_Exercise directions_: Without including any images, repeat the data exactly.

_Provided records_:
## START
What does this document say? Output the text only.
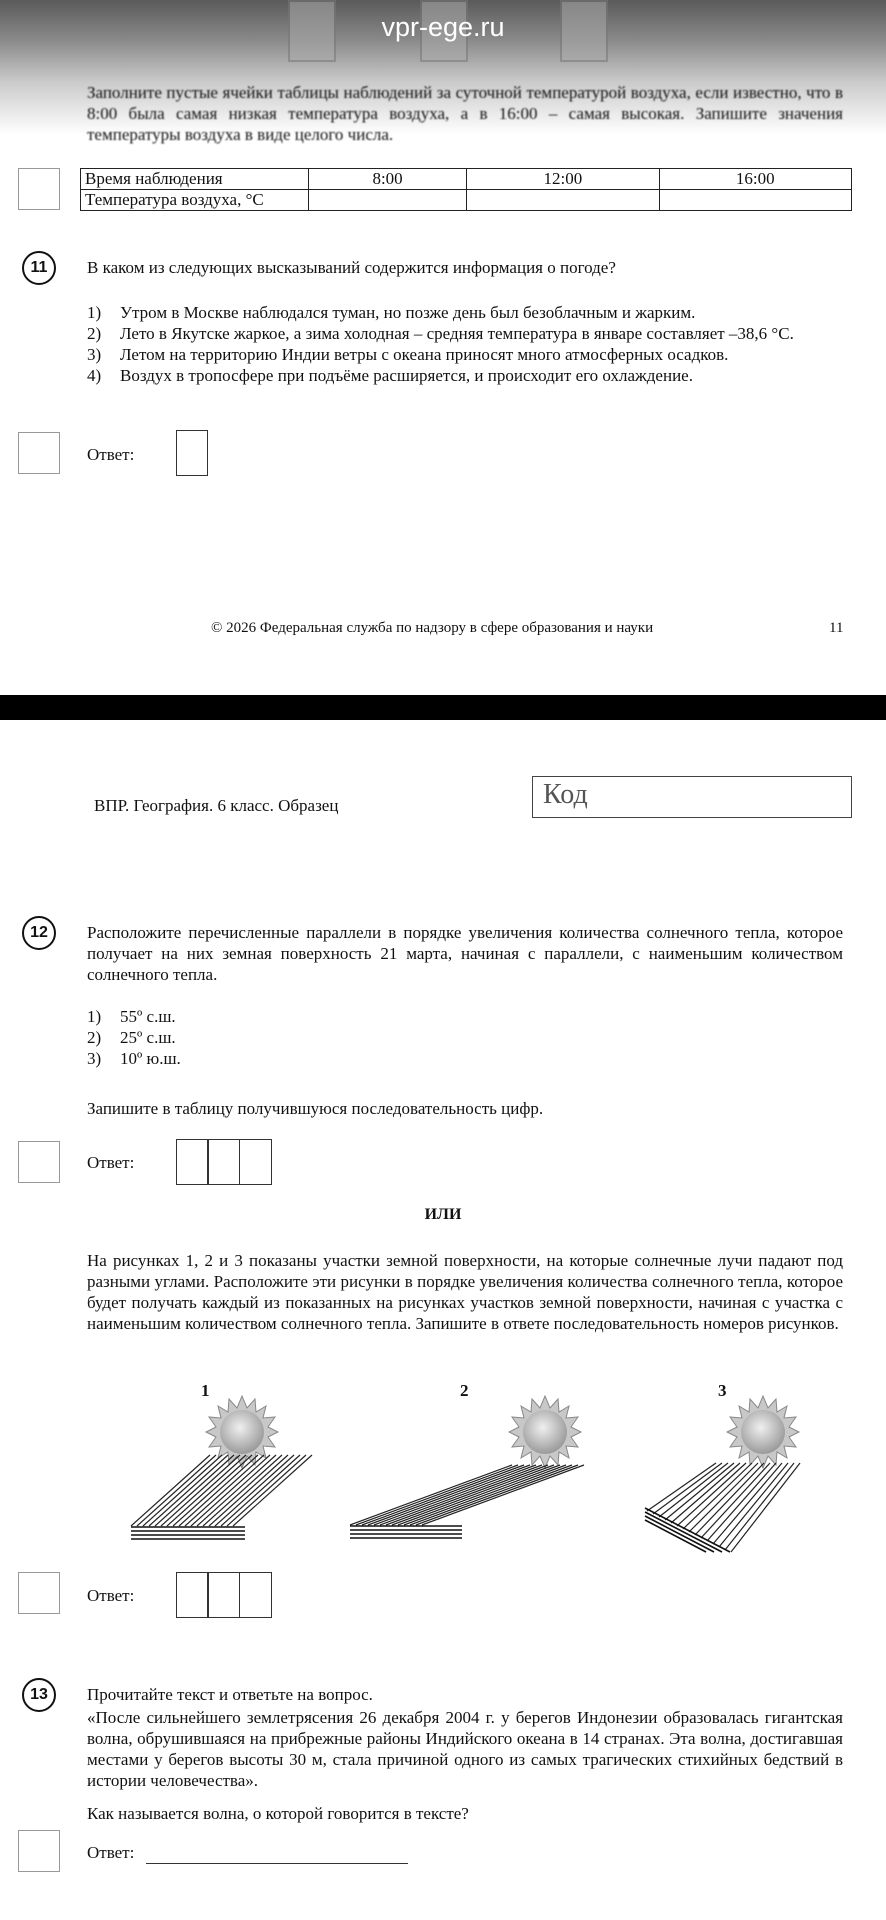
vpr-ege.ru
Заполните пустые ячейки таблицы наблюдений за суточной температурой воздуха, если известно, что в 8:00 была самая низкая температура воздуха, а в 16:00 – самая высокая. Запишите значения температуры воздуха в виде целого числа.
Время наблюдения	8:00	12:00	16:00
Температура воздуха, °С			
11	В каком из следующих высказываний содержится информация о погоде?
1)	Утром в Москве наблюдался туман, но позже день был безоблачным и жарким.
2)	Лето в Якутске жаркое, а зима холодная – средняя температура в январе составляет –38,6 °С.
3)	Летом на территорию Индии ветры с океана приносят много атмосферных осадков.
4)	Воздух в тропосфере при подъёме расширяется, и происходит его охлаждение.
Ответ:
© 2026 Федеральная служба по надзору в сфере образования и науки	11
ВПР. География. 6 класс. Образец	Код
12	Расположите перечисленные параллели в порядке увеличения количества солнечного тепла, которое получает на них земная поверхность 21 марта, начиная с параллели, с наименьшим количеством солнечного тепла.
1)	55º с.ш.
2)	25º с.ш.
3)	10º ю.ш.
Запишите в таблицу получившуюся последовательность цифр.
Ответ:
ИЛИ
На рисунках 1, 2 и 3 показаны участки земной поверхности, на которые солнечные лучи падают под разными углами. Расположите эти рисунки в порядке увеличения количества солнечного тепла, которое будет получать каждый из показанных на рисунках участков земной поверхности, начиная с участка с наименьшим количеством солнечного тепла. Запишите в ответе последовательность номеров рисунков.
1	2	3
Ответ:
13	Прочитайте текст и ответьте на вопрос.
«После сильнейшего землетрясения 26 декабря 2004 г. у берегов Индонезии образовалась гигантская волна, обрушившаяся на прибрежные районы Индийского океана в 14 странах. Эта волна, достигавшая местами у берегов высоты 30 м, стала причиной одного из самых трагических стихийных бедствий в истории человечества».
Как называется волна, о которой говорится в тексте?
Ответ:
## END
_Exercise solution_:
What does this document say? Output the text only.
vpr-ege.ru
Заполните пустые ячейки таблицы наблюдений за суточной температурой воздуха, если известно, что в 8:00 была самая низкая температура воздуха, а в 16:00 – самая высокая. Запишите значения температуры воздуха в виде целого числа.
Время наблюдения	8:00	12:00	16:00
Температура воздуха, °С			
11	В каком из следующих высказываний содержится информация о погоде?
1)	Утром в Москве наблюдался туман, но позже день был безоблачным и жарким.
2)	Лето в Якутске жаркое, а зима холодная – средняя температура в январе составляет –38,6 °С.
3)	Летом на территорию Индии ветры с океана приносят много атмосферных осадков.
4)	Воздух в тропосфере при подъёме расширяется, и происходит его охлаждение.
Ответ:
© 2026 Федеральная служба по надзору в сфере образования и науки	11
ВПР. География. 6 класс. Образец	Код
12	Расположите перечисленные параллели в порядке увеличения количества солнечного тепла, которое получает на них земная поверхность 21 марта, начиная с параллели, с наименьшим количеством солнечного тепла.
1)	55º с.ш.
2)	25º с.ш.
3)	10º ю.ш.
Запишите в таблицу получившуюся последовательность цифр.
Ответ:
ИЛИ
На рисунках 1, 2 и 3 показаны участки земной поверхности, на которые солнечные лучи падают под разными углами. Расположите эти рисунки в порядке увеличения количества солнечного тепла, которое будет получать каждый из показанных на рисунках участков земной поверхности, начиная с участка с наименьшим количеством солнечного тепла. Запишите в ответе последовательность номеров рисунков.
1	2	3
Ответ:
13	Прочитайте текст и ответьте на вопрос.
«После сильнейшего землетрясения 26 декабря 2004 г. у берегов Индонезии образовалась гигантская волна, обрушившаяся на прибрежные районы Индийского океана в 14 странах. Эта волна, достигавшая местами у берегов высоты 30 м, стала причиной одного из самых трагических стихийных бедствий в истории человечества».
Как называется волна, о которой говорится в тексте?
Ответ:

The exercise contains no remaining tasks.